*Task to complete*
Your task is to copy the listing exactly, with the pictures left out.

++++ Input records ++++

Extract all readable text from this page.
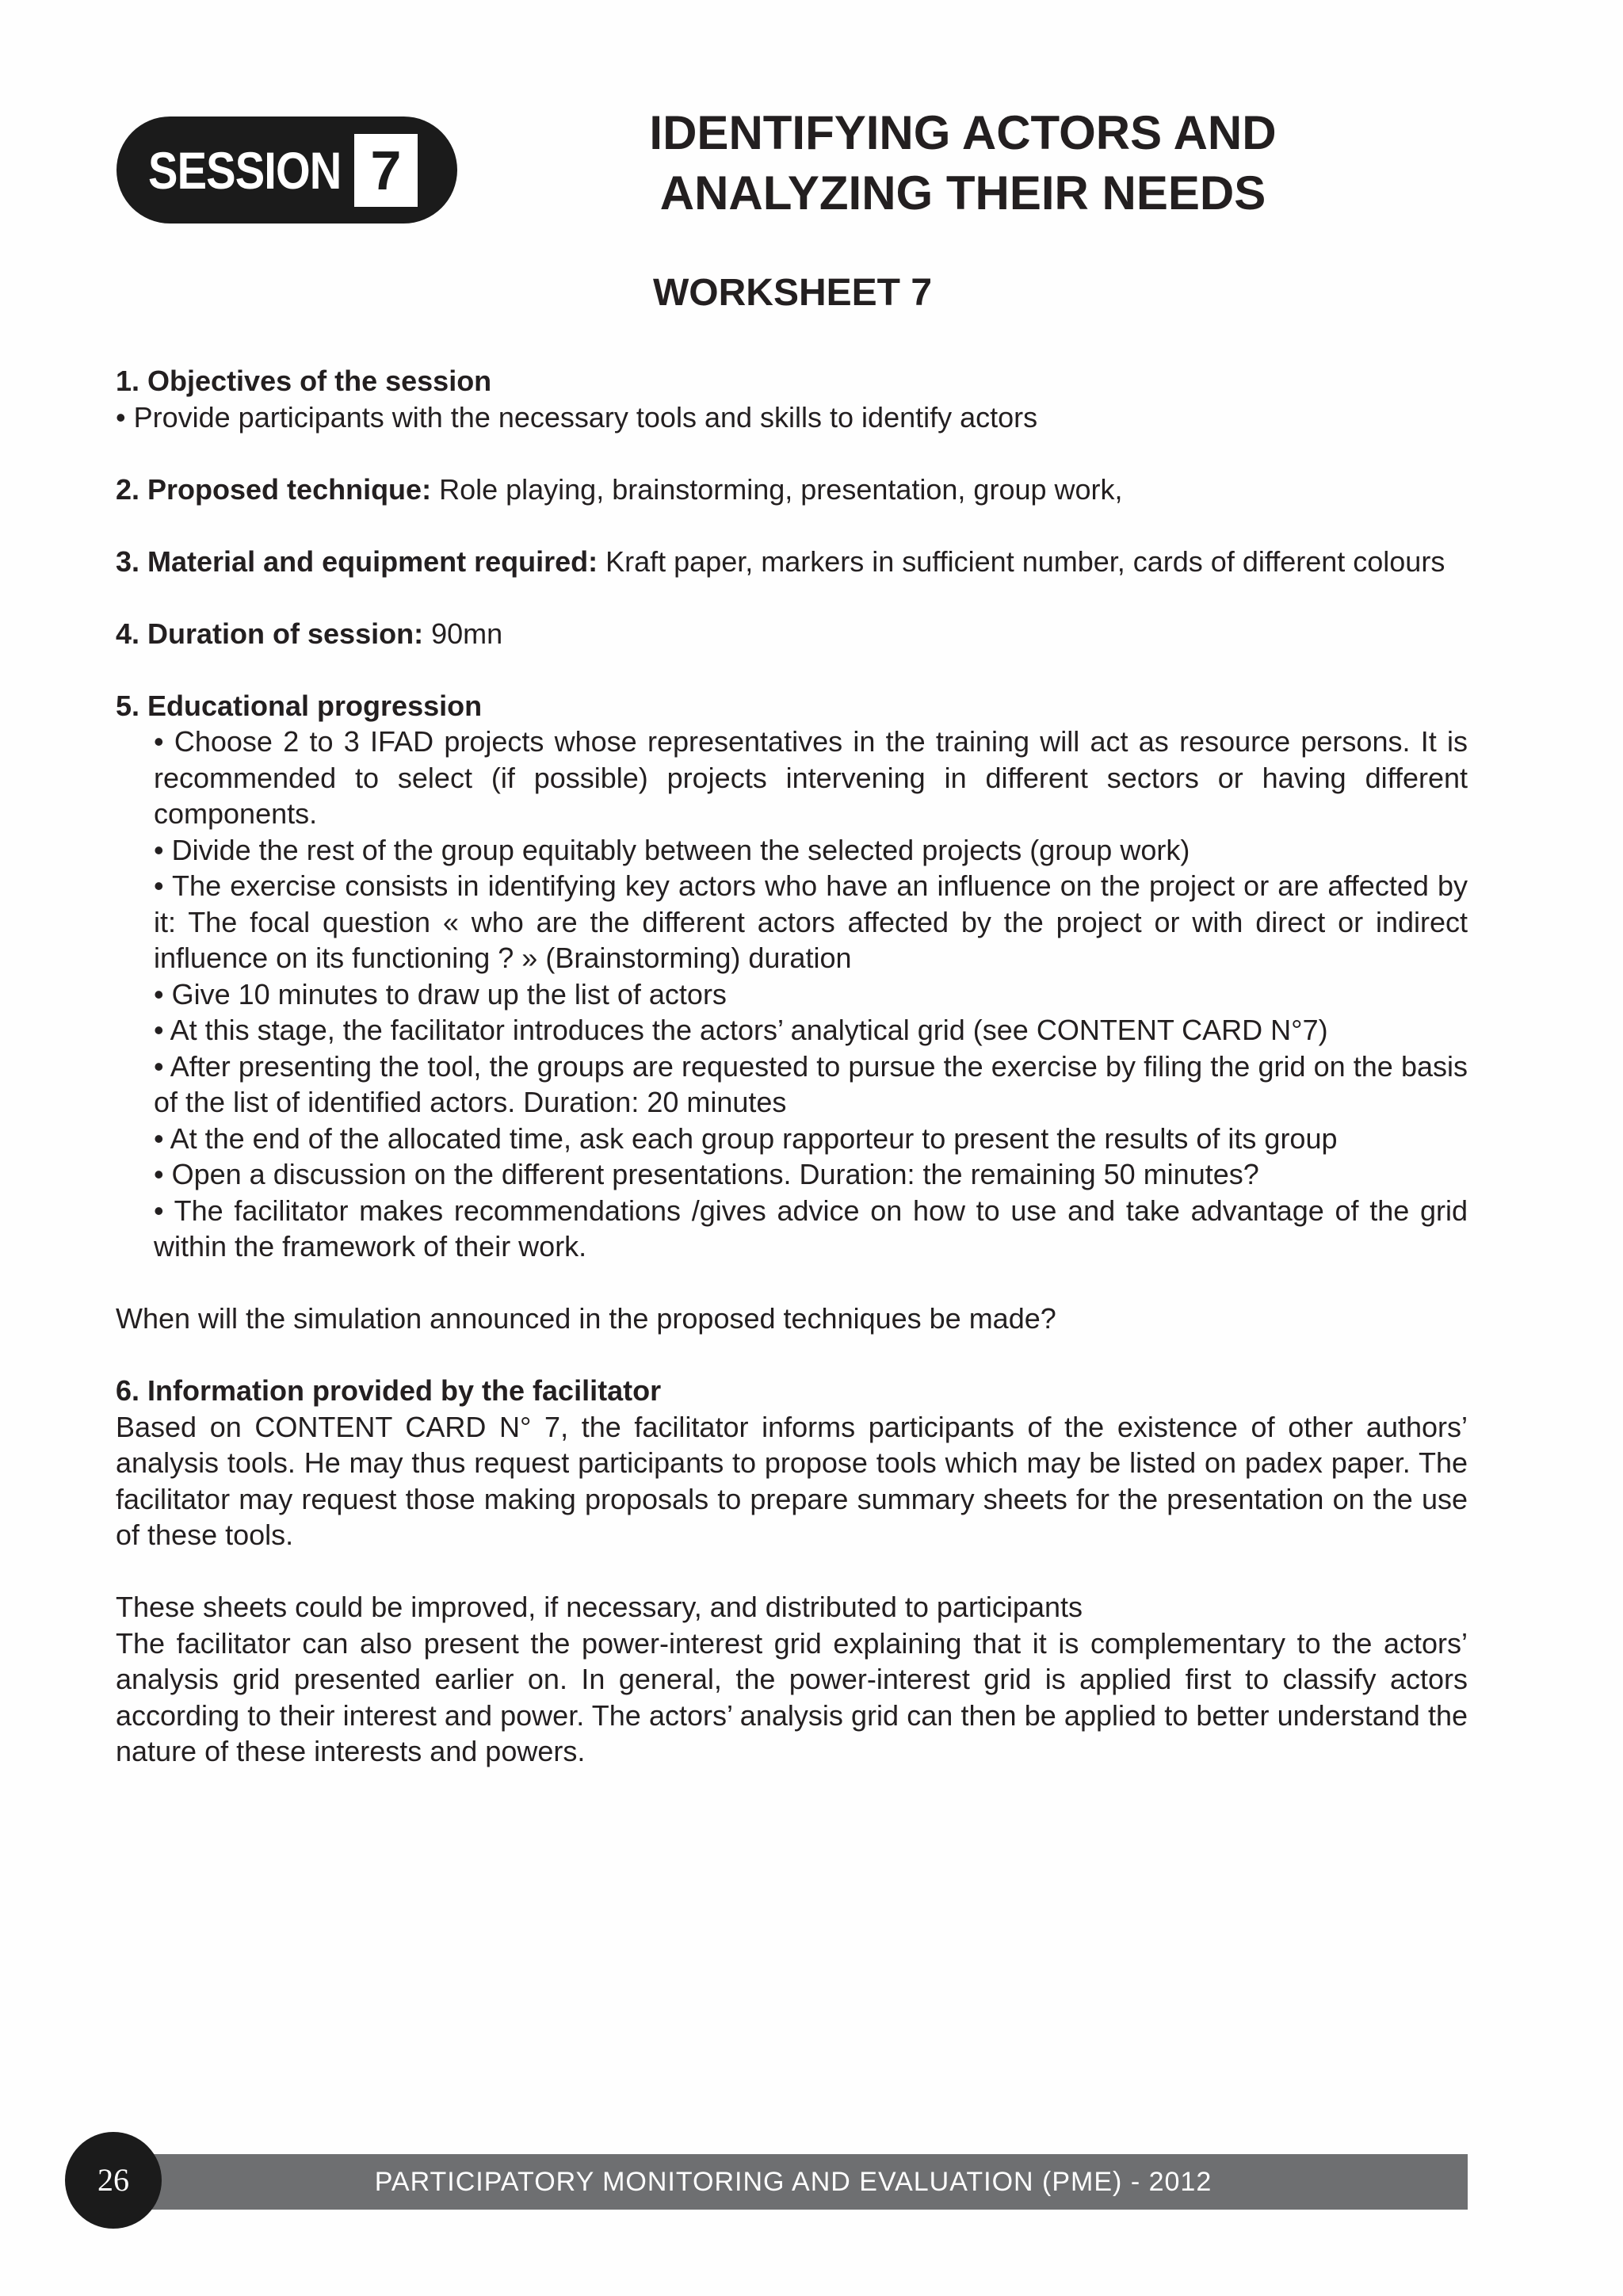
SESSION 7
IDENTIFYING ACTORS AND
ANALYZING THEIR NEEDS
WORKSHEET 7

1. Objectives of the session

• Provide participants with the necessary tools and skills to identify actors

2. Proposed technique: Role playing, brainstorming, presentation, group work,

3. Material and equipment required: Kraft paper, markers in sufficient number, cards of different colours

4. Duration of session: 90mn

5. Educational progression

• Choose 2 to 3 IFAD projects whose representatives in the training will act as resource persons. It is recommended to select (if possible) projects intervening in different sectors or having different components.

• Divide the rest of the group equitably between the selected projects (group work)

• The exercise consists in identifying key actors who have an influence on the project or are affected by it: The focal question « who are the different actors affected by the project or with direct or indirect influence on its functioning ? » (Brainstorming) duration

• Give 10 minutes to draw up the list of actors

• At this stage, the facilitator introduces the actors’ analytical grid (see CONTENT CARD N°7)

• After presenting the tool, the groups are requested to pursue the exercise by filing the grid on the basis of the list of identified actors. Duration: 20 minutes

• At the end of the allocated time, ask each group rapporteur to present the results of its group

• Open a discussion on the different presentations. Duration: the remaining 50 minutes?

• The facilitator makes recommendations /gives advice on how to use and take advantage of the grid within the framework of their work.

When will the simulation announced in the proposed techniques be made?

6. Information provided by the facilitator

Based on CONTENT CARD N° 7, the facilitator informs participants of the existence of other authors’ analysis tools. He may thus request participants to propose tools which may be listed on padex paper. The facilitator may request those making proposals to prepare summary sheets for the presentation on the use of these tools.

These sheets could be improved, if necessary, and distributed to participants

The facilitator can also present the power-interest grid explaining that it is complementary to the actors’ analysis grid presented earlier on. In general, the power-interest grid is applied first to classify actors according to their interest and power. The actors’ analysis grid can then be applied to better understand the nature of these interests and powers.

PARTICIPATORY MONITORING AND EVALUATION (PME) - 2012
26
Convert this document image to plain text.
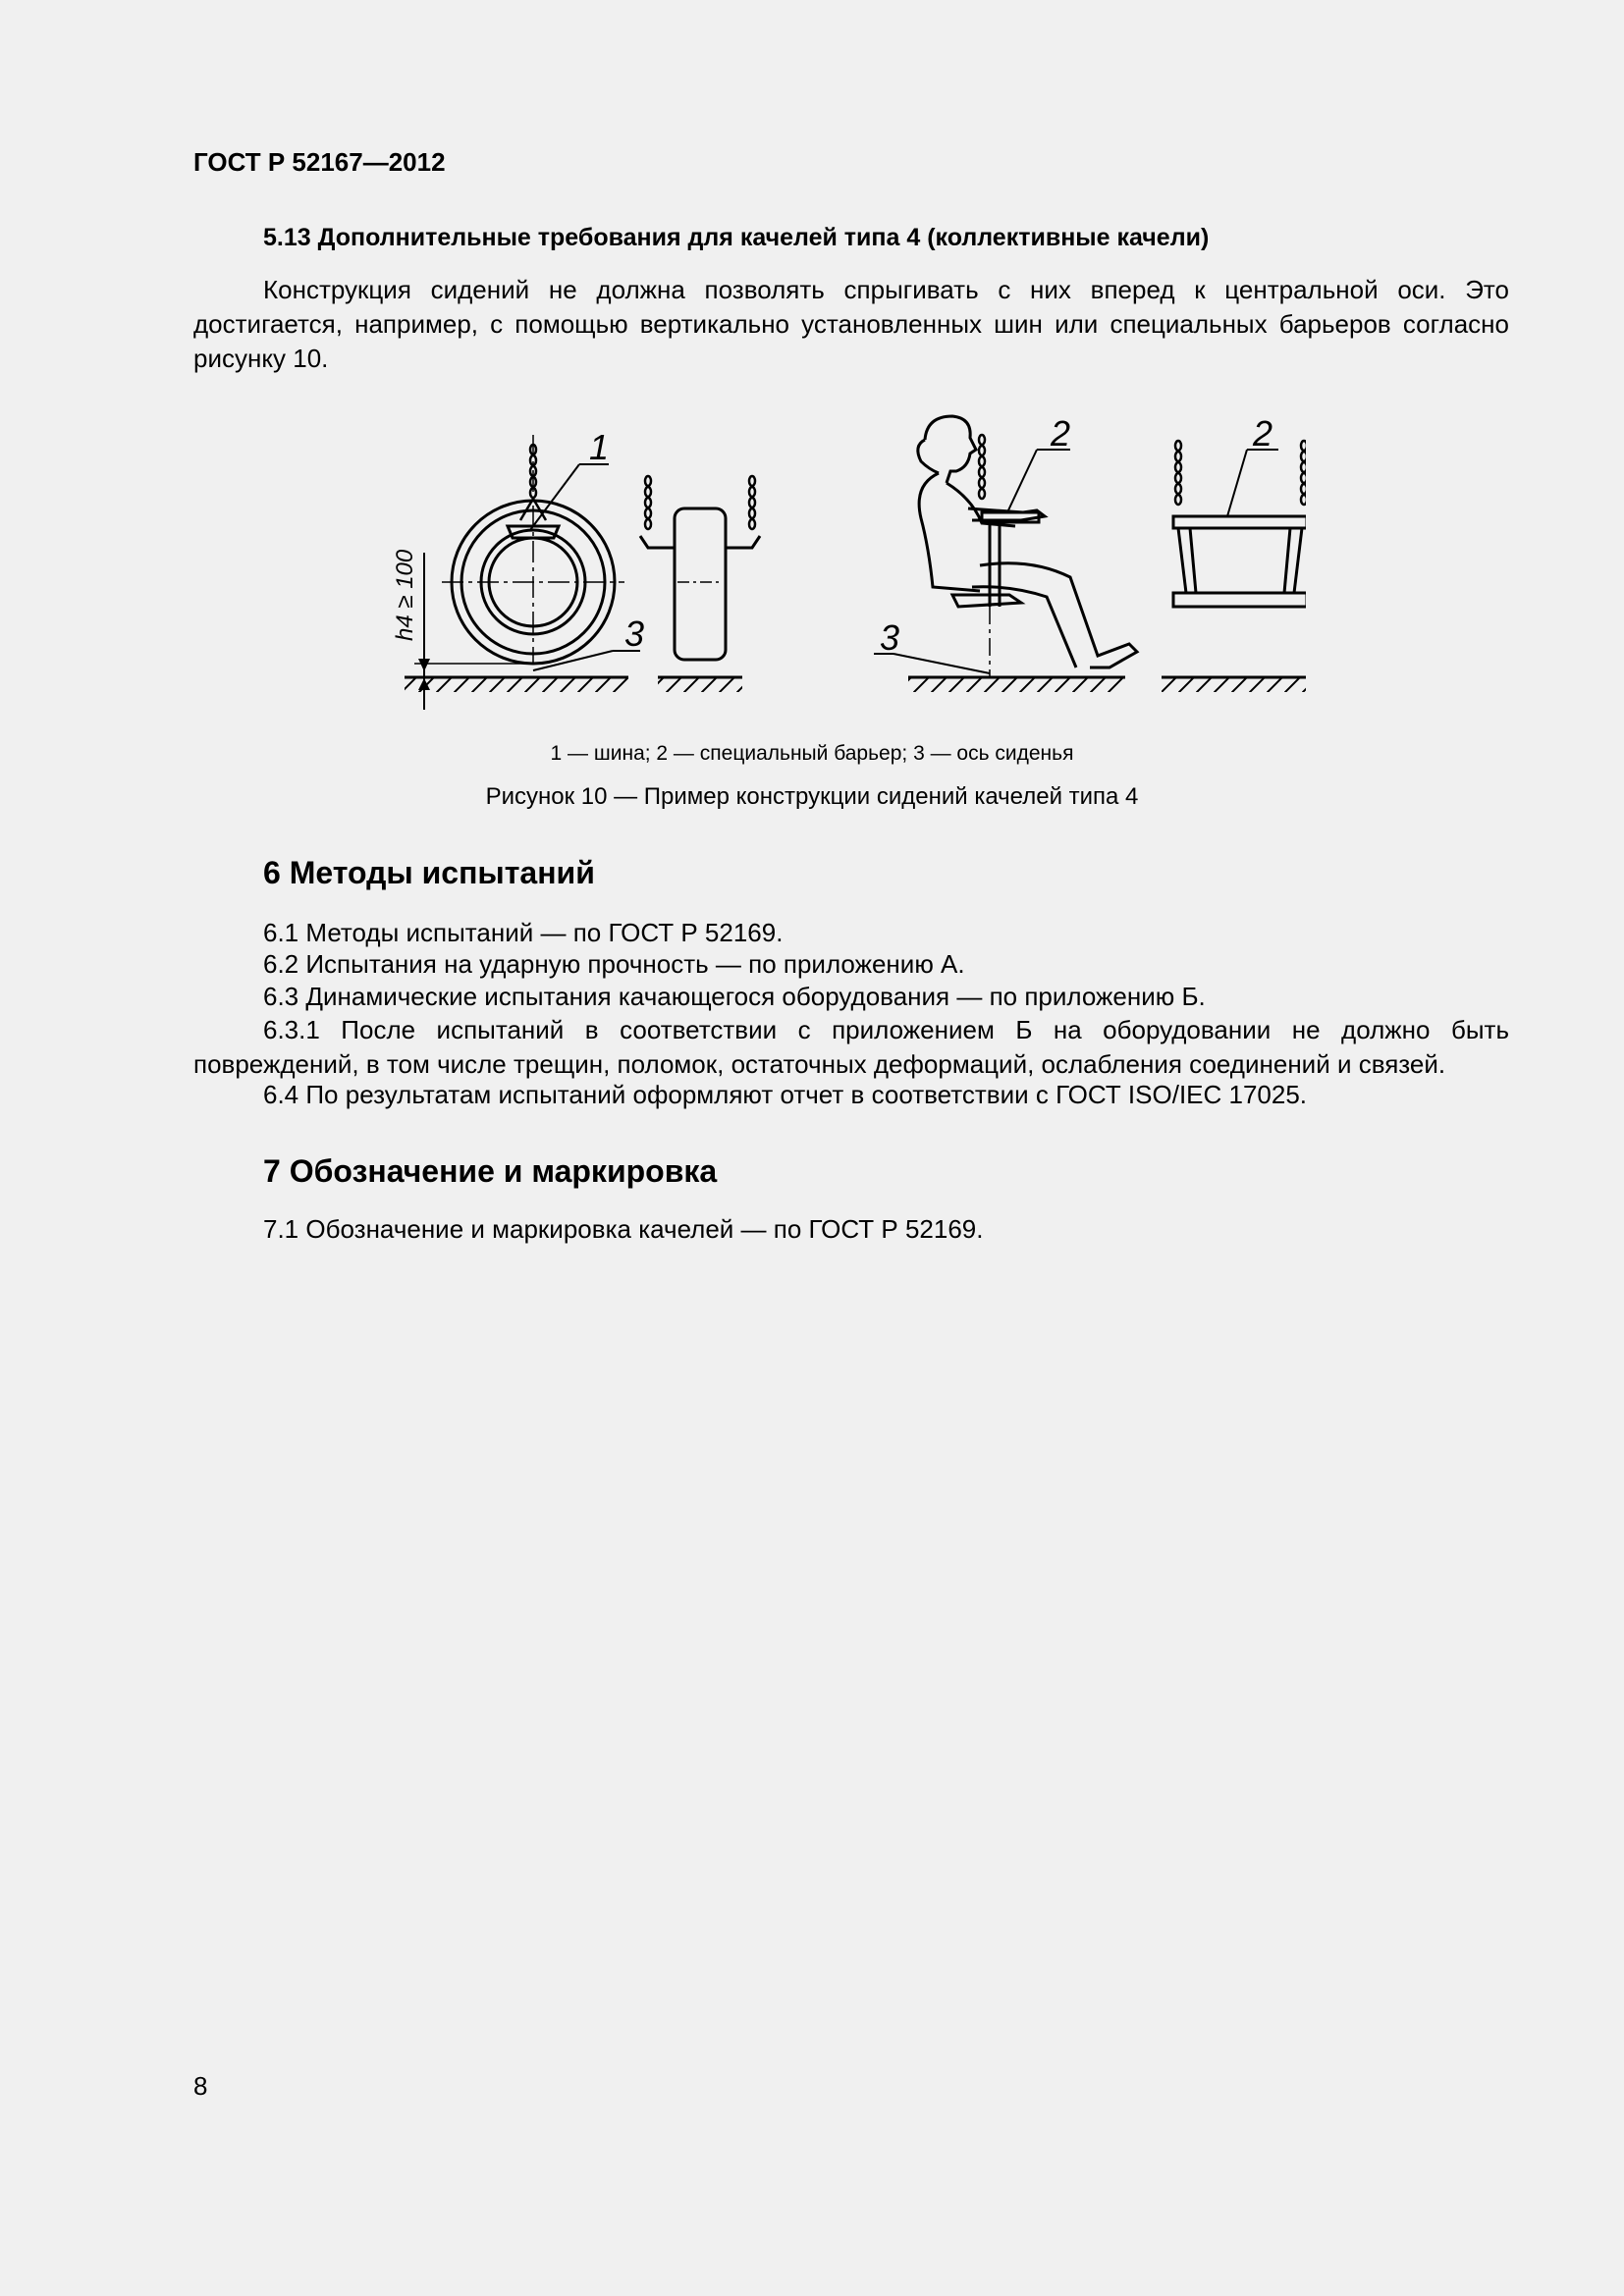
ГОСТ Р 52167—2012
5.13 Дополнительные требования для качелей типа 4 (коллективные качели)
Конструкция сидений не должна позволять спрыгивать с них вперед к центральной оси. Это достигается, например, с помощью вертикально установленных шин или специальных барьеров согласно рисунку 10.
1
3
2
3
2
h4 ≥ 100
1 — шина; 2 — специальный барьер; 3 — ось сиденья
Рисунок 10 — Пример конструкции сидений качелей типа 4
6 Методы испытаний
6.1 Методы испытаний — по ГОСТ Р 52169.
6.2 Испытания на ударную прочность — по приложению А.
6.3 Динамические испытания качающегося оборудования — по приложению Б.
6.3.1 После испытаний в соответствии с приложением Б на оборудовании не должно быть повреждений, в том числе трещин, поломок, остаточных деформаций, ослабления соединений и связей.
6.4 По результатам испытаний оформляют отчет в соответствии с ГОСТ ISO/IEC 17025.
7 Обозначение и маркировка
7.1 Обозначение и маркировка качелей — по ГОСТ Р 52169.
8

++++

*Finished answer*
Extract all readable text from this page.
SESSION 7
IDENTIFYING ACTORS AND
ANALYZING THEIR NEEDS
WORKSHEET 7

1. Objectives of the session

• Provide participants with the necessary tools and skills to identify actors

2. Proposed technique: Role playing, brainstorming, presentation, group work,

3. Material and equipment required: Kraft paper, markers in sufficient number, cards of different colours

4. Duration of session: 90mn

5. Educational progression

• Choose 2 to 3 IFAD projects whose representatives in the training will act as resource persons. It is recommended to select (if possible) projects intervening in different sectors or having different components.

• Divide the rest of the group equitably between the selected projects (group work)

• The exercise consists in identifying key actors who have an influence on the project or are affected by it: The focal question « who are the different actors affected by the project or with direct or indirect influence on its functioning ? » (Brainstorming) duration

• Give 10 minutes to draw up the list of actors

• At this stage, the facilitator introduces the actors’ analytical grid (see CONTENT CARD N°7)

• After presenting the tool, the groups are requested to pursue the exercise by filing the grid on the basis of the list of identified actors. Duration: 20 minutes

• At the end of the allocated time, ask each group rapporteur to present the results of its group

• Open a discussion on the different presentations. Duration: the remaining 50 minutes?

• The facilitator makes recommendations /gives advice on how to use and take advantage of the grid within the framework of their work.

When will the simulation announced in the proposed techniques be made?

6. Information provided by the facilitator

Based on CONTENT CARD N° 7, the facilitator informs participants of the existence of other authors’ analysis tools. He may thus request participants to propose tools which may be listed on padex paper. The facilitator may request those making proposals to prepare summary sheets for the presentation on the use of these tools.

These sheets could be improved, if necessary, and distributed to participants

The facilitator can also present the power-interest grid explaining that it is complementary to the actors’ analysis grid presented earlier on. In general, the power-interest grid is applied first to classify actors according to their interest and power. The actors’ analysis grid can then be applied to better understand the nature of these interests and powers.

PARTICIPATORY MONITORING AND EVALUATION (PME) - 2012
26
Convert this document image to plain text.
ГОСТ Р 52167—2012
5.13 Дополнительные требования для качелей типа 4 (коллективные качели)
Конструкция сидений не должна позволять спрыгивать с них вперед к центральной оси. Это достигается, например, с помощью вертикально установленных шин или специальных барьеров согласно рисунку 10.
1
3
2
3
2
h4 ≥ 100
1 — шина; 2 — специальный барьер; 3 — ось сиденья
Рисунок 10 — Пример конструкции сидений качелей типа 4
6 Методы испытаний
6.1 Методы испытаний — по ГОСТ Р 52169.
6.2 Испытания на ударную прочность — по приложению А.
6.3 Динамические испытания качающегося оборудования — по приложению Б.
6.3.1 После испытаний в соответствии с приложением Б на оборудовании не должно быть повреждений, в том числе трещин, поломок, остаточных деформаций, ослабления соединений и связей.
6.4 По результатам испытаний оформляют отчет в соответствии с ГОСТ ISO/IEC 17025.
7 Обозначение и маркировка
7.1 Обозначение и маркировка качелей — по ГОСТ Р 52169.
8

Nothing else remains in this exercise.